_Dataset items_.

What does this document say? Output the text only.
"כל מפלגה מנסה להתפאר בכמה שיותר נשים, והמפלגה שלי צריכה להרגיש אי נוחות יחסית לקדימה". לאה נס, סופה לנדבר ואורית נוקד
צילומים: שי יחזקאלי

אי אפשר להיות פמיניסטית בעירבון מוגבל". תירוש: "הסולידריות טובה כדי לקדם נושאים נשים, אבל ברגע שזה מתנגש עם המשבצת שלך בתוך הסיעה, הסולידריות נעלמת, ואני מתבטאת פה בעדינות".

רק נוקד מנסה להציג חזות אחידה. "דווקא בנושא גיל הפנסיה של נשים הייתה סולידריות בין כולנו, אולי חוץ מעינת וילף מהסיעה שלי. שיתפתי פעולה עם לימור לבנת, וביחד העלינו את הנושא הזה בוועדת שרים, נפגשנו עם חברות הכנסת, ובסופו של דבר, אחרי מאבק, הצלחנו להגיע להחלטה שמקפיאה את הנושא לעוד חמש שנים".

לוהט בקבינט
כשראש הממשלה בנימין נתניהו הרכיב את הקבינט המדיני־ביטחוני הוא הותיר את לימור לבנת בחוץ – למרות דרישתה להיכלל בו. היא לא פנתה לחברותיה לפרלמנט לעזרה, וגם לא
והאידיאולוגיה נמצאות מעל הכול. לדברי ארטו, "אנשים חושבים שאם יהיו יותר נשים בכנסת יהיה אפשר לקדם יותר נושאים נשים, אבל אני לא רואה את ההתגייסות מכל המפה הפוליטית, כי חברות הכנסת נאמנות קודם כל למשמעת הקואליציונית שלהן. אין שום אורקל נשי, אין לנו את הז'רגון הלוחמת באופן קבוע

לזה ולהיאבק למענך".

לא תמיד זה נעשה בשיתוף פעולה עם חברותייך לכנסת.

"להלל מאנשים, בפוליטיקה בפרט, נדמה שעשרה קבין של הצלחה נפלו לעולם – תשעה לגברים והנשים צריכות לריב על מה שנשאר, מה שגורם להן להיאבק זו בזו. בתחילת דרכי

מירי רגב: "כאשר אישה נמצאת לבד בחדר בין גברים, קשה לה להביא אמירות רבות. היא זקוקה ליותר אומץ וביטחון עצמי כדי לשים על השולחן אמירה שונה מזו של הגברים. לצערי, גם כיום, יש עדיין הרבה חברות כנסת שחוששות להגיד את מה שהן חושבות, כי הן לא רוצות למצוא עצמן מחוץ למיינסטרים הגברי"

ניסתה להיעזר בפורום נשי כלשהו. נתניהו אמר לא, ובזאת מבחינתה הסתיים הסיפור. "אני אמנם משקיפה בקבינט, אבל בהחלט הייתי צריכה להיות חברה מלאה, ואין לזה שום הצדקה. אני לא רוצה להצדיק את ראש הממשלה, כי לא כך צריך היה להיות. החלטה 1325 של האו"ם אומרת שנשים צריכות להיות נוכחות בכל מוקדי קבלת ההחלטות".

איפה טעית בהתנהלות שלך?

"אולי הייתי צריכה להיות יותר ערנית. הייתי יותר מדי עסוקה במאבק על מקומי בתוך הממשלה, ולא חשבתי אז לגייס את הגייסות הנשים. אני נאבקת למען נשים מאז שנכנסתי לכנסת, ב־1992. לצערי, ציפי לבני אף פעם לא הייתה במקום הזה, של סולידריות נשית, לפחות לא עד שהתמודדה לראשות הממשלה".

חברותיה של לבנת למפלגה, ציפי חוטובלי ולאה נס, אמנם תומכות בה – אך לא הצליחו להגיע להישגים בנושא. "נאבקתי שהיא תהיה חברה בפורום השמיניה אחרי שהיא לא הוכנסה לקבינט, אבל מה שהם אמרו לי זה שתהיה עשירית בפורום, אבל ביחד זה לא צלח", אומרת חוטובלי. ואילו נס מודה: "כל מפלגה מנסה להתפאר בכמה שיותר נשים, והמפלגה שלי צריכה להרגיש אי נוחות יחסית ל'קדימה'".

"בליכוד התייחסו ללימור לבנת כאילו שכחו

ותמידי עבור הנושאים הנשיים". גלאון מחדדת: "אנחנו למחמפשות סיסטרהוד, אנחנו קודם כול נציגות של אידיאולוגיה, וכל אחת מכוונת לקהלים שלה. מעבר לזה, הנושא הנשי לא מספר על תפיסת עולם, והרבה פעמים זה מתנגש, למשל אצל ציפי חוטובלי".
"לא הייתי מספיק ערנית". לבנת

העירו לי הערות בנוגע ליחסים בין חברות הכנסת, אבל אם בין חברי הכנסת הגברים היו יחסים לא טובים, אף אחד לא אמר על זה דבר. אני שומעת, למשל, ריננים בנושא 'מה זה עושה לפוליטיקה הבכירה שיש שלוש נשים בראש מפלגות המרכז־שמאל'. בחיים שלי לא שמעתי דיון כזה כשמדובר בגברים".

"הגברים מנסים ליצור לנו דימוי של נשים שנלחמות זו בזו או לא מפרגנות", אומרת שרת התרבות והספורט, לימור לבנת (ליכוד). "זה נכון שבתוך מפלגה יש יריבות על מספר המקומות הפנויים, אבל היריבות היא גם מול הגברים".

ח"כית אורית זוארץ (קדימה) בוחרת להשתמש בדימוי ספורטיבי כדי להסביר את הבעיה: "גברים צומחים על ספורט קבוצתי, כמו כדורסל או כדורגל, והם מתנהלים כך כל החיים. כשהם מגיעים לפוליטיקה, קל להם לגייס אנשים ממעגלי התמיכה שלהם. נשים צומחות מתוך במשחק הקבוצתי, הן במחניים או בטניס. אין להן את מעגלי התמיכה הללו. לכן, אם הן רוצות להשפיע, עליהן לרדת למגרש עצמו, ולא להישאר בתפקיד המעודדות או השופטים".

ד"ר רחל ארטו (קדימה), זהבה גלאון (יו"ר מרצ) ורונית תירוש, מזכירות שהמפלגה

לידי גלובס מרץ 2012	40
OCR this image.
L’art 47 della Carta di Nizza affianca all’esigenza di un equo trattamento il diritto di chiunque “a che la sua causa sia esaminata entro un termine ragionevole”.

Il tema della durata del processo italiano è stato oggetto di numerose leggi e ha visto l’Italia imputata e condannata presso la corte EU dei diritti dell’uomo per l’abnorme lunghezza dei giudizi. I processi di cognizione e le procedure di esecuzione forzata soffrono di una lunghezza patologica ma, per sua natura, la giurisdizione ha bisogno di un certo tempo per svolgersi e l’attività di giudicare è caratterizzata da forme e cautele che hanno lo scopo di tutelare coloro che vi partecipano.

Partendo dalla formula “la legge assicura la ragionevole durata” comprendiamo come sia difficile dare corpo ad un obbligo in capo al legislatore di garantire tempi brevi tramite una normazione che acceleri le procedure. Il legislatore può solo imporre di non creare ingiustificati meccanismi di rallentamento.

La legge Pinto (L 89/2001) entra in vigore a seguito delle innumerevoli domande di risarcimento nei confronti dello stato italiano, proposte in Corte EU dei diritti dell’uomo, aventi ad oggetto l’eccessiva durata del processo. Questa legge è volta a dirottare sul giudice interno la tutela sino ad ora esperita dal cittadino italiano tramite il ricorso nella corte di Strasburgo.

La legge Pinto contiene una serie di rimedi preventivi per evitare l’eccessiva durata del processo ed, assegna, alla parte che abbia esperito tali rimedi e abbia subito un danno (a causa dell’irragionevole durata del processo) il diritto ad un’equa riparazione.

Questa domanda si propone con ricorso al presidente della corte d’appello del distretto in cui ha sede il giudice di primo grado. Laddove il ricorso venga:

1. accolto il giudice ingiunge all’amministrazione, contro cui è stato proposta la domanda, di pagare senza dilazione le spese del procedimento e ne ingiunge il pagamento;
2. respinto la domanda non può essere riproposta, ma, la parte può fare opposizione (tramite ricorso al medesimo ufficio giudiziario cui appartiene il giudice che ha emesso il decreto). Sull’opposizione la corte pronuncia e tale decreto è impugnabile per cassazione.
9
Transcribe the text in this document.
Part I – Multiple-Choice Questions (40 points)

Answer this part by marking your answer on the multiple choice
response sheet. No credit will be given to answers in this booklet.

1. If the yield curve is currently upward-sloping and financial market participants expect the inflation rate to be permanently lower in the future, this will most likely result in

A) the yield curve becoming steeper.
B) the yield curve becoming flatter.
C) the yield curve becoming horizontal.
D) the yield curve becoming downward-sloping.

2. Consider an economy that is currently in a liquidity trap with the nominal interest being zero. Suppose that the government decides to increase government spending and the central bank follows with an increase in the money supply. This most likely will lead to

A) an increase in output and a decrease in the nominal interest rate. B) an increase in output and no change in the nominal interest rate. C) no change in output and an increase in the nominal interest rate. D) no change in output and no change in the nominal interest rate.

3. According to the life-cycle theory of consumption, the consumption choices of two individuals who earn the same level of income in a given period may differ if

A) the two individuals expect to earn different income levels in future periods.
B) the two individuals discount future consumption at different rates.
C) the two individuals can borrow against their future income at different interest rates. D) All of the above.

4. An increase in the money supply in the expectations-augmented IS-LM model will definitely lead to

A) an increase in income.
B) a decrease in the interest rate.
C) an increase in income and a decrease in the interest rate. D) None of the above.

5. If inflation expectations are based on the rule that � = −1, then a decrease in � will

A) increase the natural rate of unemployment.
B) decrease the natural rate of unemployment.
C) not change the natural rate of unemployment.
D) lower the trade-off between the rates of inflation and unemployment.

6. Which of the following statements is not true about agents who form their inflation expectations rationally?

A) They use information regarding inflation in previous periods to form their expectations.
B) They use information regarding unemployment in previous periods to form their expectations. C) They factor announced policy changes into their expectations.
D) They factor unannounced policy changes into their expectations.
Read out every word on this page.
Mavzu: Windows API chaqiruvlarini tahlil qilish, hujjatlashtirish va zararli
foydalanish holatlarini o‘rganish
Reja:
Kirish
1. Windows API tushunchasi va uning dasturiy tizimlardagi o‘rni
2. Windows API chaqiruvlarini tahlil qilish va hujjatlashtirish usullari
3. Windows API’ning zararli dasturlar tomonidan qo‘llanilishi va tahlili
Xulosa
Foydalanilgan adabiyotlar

_PROBLEM DETAILS_.
Copy all lines of the listing above that contain the string "hujjatlashtirish".

_RESULT_.
Mavzu: Windows API chaqiruvlarini tahlil qilish, hujjatlashtirish va zararli
2. Windows API chaqiruvlarini tahlil qilish va hujjatlashtirish usullari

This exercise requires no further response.